### SHORT EXERCISE:
Each entry must be reproduced precisely as it stands.

--- begin SOURCE RECORDS ---

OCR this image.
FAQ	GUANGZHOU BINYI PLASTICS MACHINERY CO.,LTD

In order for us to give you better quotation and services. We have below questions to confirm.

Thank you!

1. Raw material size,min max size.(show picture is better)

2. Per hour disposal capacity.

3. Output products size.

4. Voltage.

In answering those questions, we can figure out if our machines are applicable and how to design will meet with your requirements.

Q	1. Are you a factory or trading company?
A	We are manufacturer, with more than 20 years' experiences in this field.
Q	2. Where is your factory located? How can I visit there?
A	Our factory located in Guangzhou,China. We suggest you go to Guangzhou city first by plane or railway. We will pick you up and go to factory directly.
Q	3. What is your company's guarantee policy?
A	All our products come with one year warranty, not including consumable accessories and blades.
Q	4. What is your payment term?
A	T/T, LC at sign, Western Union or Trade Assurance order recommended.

--- end SOURCE RECORDS ---

### FULL SOLUTION:
OCR this image.
FAQ	GUANGZHOU BINYI PLASTICS MACHINERY CO.,LTD

In order for us to give you better quotation and services. We have below questions to confirm.

Thank you!

1. Raw material size,min max size.(show picture is better)

2. Per hour disposal capacity.

3. Output products size.

4. Voltage.

In answering those questions, we can figure out if our machines are applicable and how to design will meet with your requirements.

Q	1. Are you a factory or trading company?
A	We are manufacturer, with more than 20 years' experiences in this field.
Q	2. Where is your factory located? How can I visit there?
A	Our factory located in Guangzhou,China. We suggest you go to Guangzhou city first by plane or railway. We will pick you up and go to factory directly.
Q	3. What is your company's guarantee policy?
A	All our products come with one year warranty, not including consumable accessories and blades.
Q	4. What is your payment term?
A	T/T, LC at sign, Western Union or Trade Assurance order recommended.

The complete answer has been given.